Filter these entries so that only lines with the word "staging" remain.

> [EXERCISE DATA]:
▼▼▼

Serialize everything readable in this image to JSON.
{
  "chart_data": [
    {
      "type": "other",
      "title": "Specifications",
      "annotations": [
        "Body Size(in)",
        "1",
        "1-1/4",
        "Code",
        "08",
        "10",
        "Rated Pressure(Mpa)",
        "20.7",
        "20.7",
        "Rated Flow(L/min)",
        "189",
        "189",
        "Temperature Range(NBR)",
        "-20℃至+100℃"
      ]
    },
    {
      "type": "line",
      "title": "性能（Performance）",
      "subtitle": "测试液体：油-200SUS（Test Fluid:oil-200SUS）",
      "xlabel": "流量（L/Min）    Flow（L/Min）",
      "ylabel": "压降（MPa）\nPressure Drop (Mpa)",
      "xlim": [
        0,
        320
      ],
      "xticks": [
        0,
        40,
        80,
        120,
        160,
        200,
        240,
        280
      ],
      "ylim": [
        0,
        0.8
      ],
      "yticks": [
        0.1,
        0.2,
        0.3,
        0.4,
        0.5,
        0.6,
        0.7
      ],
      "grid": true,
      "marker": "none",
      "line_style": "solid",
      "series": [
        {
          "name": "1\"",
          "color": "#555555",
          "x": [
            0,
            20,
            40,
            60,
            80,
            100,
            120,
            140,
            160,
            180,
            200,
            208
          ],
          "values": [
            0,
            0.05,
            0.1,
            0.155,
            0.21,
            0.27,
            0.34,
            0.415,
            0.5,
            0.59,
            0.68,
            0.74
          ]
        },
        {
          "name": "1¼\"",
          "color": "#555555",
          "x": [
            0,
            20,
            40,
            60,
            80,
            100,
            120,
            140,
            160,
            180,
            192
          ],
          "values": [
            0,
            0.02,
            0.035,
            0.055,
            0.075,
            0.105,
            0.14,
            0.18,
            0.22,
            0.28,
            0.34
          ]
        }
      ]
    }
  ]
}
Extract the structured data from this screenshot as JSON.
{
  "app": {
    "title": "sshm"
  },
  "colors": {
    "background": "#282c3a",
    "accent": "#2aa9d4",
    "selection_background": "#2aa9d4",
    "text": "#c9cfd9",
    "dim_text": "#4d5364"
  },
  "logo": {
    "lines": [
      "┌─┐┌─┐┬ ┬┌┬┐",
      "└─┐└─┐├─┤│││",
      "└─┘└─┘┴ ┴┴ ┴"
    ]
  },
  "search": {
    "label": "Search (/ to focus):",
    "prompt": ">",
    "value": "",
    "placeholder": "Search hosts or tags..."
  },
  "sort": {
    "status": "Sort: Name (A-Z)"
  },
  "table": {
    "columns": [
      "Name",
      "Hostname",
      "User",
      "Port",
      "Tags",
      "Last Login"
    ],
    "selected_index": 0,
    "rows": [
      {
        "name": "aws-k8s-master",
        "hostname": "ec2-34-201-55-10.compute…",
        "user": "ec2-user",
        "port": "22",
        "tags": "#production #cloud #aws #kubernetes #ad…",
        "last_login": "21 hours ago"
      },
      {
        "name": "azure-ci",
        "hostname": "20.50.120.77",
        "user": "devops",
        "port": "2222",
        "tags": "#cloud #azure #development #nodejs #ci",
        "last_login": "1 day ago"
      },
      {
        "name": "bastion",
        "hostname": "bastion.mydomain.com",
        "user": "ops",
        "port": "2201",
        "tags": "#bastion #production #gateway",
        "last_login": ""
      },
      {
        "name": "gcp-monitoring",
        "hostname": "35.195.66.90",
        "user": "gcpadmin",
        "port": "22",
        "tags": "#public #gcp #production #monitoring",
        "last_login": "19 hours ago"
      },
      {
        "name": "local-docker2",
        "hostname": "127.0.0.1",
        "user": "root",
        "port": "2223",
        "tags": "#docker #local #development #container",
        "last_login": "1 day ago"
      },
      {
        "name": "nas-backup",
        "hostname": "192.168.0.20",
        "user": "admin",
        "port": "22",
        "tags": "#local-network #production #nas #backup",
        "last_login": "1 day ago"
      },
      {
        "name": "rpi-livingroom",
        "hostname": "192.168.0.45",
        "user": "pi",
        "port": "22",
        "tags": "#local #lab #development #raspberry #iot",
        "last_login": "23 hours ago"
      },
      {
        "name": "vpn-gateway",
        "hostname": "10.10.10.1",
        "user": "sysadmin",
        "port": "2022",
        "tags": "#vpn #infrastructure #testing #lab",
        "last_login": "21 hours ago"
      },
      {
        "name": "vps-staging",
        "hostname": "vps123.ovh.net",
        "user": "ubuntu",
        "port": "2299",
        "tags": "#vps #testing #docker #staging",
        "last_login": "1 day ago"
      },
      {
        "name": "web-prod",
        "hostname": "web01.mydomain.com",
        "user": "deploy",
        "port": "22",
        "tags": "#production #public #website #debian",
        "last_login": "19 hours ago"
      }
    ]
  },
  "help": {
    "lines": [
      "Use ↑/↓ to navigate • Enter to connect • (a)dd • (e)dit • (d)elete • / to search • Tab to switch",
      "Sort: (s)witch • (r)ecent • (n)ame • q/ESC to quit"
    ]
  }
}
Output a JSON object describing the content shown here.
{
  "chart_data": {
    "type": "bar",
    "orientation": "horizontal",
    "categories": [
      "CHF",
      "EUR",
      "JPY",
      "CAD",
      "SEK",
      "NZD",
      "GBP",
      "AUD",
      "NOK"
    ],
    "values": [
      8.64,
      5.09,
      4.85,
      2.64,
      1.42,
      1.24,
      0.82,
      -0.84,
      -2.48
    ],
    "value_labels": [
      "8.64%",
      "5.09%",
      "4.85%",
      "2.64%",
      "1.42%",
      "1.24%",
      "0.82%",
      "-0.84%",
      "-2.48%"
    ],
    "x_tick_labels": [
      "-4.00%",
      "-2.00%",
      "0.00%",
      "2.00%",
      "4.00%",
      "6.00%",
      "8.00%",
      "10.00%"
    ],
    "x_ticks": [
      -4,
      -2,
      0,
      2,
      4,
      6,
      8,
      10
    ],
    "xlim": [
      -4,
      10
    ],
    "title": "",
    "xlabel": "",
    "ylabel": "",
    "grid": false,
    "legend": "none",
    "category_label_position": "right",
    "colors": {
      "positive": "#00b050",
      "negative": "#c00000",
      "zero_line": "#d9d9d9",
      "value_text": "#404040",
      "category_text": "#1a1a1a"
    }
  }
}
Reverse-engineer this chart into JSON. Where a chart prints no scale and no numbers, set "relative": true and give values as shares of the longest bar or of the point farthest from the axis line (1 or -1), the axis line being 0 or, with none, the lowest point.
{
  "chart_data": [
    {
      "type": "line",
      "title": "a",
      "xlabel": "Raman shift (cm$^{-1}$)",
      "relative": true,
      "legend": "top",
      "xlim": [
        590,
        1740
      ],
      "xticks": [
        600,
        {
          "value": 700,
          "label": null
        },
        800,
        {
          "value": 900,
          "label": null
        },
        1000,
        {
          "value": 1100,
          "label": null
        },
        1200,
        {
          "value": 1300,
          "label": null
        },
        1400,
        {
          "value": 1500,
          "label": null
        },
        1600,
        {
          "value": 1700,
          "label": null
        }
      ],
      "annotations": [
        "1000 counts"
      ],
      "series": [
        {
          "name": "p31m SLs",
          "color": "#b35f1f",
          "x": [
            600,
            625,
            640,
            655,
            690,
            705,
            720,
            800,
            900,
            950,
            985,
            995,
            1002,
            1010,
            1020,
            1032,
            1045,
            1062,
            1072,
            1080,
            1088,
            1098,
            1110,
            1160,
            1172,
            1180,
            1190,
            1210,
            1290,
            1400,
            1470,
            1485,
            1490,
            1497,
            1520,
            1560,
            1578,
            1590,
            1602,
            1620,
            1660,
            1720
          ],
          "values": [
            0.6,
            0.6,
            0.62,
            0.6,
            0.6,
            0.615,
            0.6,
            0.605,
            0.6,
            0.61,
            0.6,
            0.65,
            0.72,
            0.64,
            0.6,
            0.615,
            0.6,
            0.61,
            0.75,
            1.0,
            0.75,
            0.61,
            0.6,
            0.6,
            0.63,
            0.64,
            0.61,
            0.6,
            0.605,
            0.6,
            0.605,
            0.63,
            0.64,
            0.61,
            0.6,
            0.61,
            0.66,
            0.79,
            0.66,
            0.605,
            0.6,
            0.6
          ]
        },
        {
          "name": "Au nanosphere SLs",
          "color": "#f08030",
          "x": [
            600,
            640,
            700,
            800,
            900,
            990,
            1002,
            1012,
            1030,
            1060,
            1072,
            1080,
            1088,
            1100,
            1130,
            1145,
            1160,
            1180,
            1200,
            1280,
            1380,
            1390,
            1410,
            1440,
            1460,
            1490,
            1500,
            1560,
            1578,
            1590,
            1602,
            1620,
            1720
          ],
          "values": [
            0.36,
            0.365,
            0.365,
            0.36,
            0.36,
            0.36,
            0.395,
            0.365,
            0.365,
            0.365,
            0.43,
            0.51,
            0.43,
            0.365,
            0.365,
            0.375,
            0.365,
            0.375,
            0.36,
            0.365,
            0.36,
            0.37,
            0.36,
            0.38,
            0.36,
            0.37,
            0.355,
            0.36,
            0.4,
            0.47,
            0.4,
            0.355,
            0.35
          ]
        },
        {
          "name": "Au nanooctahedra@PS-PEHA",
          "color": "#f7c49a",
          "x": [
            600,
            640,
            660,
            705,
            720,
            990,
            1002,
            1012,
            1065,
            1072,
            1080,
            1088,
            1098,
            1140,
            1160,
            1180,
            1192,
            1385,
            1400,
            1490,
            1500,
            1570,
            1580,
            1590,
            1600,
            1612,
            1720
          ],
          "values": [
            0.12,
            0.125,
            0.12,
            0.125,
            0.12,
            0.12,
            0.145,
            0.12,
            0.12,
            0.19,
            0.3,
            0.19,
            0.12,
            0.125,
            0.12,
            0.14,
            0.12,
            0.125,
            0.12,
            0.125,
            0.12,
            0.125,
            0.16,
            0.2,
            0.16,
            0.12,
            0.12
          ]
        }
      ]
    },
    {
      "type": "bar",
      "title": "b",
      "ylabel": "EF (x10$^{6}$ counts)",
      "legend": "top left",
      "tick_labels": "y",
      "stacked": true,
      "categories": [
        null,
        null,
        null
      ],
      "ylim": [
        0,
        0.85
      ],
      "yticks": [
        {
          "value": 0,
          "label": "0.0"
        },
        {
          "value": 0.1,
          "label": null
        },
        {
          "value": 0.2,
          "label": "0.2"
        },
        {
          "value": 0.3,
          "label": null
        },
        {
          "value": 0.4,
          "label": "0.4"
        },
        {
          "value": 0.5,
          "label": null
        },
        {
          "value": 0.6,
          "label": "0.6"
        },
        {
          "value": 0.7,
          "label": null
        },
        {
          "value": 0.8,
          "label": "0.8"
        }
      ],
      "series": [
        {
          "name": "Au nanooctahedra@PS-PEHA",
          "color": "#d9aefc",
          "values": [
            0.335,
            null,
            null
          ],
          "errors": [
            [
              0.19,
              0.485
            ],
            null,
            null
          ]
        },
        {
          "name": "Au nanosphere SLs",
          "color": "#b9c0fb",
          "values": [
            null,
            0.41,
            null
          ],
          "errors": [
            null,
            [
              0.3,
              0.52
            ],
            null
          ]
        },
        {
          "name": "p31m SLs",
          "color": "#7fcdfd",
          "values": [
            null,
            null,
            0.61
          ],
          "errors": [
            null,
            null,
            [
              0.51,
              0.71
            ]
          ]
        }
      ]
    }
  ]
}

▲▲▲

> [RESPONSE BELOW]:
        "name": "vps-staging",
        "tags": "#vps #testing #docker #staging",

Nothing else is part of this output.